=== What you need to do ===
Single out the lines that include the word "JSON". Copy them.
═══ Task material ═══
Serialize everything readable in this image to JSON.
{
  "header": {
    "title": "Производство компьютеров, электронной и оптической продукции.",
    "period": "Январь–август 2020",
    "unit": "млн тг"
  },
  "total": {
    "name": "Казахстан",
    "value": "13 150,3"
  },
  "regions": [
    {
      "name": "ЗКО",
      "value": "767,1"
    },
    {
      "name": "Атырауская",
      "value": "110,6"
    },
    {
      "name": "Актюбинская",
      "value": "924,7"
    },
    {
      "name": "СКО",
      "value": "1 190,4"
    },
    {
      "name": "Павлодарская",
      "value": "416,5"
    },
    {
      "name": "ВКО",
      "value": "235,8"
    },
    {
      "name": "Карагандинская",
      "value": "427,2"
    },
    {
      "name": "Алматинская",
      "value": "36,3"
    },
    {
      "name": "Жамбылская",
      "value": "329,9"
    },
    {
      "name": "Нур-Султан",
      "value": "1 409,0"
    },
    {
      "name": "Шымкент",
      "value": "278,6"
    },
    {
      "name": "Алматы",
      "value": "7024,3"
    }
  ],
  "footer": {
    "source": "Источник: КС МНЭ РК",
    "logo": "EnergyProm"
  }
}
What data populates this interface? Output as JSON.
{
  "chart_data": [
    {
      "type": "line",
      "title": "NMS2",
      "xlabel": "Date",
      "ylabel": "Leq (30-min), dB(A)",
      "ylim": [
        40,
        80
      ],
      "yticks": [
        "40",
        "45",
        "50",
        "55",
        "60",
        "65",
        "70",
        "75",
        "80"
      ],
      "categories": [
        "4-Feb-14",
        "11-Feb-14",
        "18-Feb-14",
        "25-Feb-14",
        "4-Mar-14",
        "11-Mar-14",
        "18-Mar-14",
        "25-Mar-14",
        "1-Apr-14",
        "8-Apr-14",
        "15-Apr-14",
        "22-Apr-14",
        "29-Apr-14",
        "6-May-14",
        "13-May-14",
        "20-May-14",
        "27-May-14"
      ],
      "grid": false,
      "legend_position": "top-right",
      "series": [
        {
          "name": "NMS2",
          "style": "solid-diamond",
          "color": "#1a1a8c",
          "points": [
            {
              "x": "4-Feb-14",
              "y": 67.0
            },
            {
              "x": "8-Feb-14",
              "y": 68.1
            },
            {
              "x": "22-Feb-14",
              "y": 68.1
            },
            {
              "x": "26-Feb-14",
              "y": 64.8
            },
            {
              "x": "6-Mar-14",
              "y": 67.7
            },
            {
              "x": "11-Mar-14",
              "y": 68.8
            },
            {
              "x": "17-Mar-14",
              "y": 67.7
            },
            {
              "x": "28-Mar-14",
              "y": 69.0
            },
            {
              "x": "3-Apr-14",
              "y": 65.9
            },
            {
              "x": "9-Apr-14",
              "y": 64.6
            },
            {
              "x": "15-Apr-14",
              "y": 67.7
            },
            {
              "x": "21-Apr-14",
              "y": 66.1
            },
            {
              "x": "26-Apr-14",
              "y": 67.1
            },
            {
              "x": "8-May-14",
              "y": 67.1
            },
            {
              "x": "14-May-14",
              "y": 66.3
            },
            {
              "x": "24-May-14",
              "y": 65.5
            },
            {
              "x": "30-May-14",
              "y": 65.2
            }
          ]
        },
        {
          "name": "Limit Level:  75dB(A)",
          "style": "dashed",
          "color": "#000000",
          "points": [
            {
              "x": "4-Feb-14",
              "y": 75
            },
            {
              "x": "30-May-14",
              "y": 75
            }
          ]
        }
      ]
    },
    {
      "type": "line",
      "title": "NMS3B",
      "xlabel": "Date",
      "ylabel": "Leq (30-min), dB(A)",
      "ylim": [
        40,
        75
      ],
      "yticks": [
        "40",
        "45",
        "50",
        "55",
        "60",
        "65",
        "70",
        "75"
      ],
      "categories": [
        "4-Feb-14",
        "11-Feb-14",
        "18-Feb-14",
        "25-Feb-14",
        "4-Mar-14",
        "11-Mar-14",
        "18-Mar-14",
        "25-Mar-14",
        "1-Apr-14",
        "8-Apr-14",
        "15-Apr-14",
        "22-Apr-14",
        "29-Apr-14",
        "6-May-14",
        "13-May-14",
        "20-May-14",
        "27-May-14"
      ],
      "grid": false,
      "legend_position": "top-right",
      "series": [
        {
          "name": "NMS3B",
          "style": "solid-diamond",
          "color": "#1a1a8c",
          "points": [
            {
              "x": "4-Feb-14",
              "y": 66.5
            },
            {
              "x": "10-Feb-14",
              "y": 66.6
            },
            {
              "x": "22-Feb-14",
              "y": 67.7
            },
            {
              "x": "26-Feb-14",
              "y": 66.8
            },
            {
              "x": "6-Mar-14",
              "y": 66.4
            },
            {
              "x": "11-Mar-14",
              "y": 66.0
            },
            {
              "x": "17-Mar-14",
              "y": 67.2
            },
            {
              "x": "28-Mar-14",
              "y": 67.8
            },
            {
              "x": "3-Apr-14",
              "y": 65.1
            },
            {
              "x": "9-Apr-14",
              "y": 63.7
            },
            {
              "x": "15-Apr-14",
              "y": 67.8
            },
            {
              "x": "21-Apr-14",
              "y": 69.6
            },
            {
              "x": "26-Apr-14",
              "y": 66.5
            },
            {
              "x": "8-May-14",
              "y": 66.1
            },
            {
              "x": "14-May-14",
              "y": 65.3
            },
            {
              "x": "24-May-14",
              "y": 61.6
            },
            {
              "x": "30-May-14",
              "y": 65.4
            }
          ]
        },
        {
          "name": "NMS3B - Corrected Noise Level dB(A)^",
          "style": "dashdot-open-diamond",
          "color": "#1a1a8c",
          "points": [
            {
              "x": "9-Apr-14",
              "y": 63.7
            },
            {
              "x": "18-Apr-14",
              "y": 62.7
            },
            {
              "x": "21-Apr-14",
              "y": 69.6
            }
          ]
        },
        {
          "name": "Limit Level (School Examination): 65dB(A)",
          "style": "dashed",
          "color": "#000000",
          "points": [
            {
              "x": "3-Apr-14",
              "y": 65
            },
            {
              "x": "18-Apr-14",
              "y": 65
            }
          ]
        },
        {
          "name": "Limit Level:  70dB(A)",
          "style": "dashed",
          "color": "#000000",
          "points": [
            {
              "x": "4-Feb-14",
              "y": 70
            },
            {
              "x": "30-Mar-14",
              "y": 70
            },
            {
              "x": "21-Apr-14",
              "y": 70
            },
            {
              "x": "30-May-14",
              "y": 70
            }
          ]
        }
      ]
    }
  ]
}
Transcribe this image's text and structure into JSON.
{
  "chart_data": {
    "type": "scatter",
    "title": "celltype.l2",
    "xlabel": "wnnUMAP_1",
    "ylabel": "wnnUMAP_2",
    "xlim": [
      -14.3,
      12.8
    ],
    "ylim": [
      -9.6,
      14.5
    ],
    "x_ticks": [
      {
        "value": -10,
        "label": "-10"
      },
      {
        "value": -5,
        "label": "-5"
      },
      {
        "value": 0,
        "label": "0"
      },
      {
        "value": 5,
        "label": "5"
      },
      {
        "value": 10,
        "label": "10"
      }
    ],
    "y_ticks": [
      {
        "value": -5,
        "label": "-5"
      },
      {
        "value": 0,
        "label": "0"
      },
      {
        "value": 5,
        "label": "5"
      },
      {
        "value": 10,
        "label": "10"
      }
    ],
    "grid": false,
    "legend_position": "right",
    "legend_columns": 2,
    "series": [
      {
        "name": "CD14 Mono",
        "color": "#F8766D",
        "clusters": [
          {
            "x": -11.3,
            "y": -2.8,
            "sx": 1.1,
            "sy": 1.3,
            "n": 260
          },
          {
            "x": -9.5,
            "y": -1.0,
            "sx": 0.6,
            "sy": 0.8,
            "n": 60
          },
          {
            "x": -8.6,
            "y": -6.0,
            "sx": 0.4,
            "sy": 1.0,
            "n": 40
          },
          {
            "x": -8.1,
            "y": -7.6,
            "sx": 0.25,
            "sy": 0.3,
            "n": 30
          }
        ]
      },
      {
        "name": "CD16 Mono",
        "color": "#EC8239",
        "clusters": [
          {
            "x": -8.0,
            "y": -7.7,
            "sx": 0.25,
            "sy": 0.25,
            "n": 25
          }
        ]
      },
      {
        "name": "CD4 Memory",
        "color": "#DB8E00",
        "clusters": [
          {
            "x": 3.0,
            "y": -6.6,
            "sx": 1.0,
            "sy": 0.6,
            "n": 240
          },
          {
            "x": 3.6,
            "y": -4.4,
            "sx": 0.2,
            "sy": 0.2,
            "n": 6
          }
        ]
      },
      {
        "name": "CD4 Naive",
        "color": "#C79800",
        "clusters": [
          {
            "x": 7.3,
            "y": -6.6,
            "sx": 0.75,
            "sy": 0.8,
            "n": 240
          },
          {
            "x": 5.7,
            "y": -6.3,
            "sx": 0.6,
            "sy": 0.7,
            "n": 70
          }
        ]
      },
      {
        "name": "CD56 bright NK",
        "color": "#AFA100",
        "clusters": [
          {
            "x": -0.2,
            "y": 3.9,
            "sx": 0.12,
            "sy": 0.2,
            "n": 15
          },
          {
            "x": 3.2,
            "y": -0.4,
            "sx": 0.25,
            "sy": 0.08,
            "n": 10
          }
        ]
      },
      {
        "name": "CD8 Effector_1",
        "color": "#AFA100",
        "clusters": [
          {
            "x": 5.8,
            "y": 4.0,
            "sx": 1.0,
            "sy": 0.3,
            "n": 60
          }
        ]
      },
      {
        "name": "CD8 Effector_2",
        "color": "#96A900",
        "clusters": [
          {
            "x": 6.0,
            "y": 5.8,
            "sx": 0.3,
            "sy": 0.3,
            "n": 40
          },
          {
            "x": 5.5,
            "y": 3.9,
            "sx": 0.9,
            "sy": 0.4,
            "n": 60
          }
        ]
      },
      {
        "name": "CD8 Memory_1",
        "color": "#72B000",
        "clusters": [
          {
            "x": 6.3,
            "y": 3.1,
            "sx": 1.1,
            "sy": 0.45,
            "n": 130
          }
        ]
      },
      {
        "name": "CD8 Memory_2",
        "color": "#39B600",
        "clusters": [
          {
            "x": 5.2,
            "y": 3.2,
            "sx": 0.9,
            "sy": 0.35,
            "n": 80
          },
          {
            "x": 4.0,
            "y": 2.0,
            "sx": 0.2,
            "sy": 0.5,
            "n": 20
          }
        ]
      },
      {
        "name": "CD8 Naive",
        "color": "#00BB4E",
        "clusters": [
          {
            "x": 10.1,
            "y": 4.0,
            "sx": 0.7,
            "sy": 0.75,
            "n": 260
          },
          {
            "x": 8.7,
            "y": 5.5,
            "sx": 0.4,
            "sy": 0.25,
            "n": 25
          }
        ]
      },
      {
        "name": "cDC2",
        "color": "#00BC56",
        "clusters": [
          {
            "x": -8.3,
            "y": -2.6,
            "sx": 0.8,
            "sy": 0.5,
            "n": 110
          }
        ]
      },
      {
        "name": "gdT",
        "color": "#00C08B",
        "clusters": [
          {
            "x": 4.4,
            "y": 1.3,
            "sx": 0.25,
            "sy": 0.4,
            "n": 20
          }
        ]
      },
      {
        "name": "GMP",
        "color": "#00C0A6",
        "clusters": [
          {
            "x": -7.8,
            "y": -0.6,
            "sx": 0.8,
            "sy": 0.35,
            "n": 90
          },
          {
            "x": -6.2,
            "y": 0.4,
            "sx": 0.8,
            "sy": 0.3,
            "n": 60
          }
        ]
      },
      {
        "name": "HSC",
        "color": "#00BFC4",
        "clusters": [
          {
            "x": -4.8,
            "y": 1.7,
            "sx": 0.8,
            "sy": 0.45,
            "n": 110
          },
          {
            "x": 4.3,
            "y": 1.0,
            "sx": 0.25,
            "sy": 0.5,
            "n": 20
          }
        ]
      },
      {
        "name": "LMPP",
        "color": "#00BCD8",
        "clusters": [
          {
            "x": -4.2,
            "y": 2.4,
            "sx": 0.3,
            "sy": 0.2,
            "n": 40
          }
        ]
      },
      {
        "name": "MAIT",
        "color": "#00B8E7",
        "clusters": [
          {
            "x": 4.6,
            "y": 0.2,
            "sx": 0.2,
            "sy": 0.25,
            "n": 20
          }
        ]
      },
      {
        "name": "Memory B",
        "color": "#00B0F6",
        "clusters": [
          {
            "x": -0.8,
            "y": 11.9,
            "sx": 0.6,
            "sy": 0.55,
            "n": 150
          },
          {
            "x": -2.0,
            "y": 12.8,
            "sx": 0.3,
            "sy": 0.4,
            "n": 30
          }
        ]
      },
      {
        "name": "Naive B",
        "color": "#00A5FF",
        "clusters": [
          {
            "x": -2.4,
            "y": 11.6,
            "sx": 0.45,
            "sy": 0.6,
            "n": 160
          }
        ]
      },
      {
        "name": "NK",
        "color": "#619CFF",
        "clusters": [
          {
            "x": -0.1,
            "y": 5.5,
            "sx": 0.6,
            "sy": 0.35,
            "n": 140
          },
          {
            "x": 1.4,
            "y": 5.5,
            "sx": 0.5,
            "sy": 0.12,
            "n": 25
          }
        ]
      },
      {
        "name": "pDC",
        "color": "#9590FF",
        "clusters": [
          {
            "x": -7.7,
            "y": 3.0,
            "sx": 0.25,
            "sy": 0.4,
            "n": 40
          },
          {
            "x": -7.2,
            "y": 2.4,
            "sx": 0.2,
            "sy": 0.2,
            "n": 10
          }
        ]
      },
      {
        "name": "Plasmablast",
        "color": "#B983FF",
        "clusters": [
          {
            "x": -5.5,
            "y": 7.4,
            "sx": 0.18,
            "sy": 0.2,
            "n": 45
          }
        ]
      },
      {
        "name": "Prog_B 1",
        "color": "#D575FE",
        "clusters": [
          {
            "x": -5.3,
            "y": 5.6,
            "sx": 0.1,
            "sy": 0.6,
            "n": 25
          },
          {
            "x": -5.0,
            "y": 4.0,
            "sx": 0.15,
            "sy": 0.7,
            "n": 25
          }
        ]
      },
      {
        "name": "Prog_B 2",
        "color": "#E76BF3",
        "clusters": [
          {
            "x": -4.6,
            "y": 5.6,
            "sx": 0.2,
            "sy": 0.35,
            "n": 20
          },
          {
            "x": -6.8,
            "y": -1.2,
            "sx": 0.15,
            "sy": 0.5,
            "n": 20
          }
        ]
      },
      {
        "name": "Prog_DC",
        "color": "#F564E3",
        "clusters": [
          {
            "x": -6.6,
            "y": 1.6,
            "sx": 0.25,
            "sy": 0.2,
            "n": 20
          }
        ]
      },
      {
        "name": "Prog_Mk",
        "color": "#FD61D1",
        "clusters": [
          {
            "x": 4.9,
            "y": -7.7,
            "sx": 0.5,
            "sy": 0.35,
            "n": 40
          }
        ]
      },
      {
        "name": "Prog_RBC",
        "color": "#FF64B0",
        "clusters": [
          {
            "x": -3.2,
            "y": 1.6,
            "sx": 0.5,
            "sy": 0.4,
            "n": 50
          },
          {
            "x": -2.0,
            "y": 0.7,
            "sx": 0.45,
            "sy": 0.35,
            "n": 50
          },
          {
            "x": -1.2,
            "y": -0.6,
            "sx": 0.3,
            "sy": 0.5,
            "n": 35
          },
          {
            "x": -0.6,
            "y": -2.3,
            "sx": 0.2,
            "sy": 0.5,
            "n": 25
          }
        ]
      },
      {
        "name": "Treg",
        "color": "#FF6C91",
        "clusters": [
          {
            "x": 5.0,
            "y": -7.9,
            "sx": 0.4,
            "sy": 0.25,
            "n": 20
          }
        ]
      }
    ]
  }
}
═══
=== The answer ===
Serialize everything readable in this image to JSON.
What data populates this interface? Output as JSON.
Transcribe this image's text and structure into JSON.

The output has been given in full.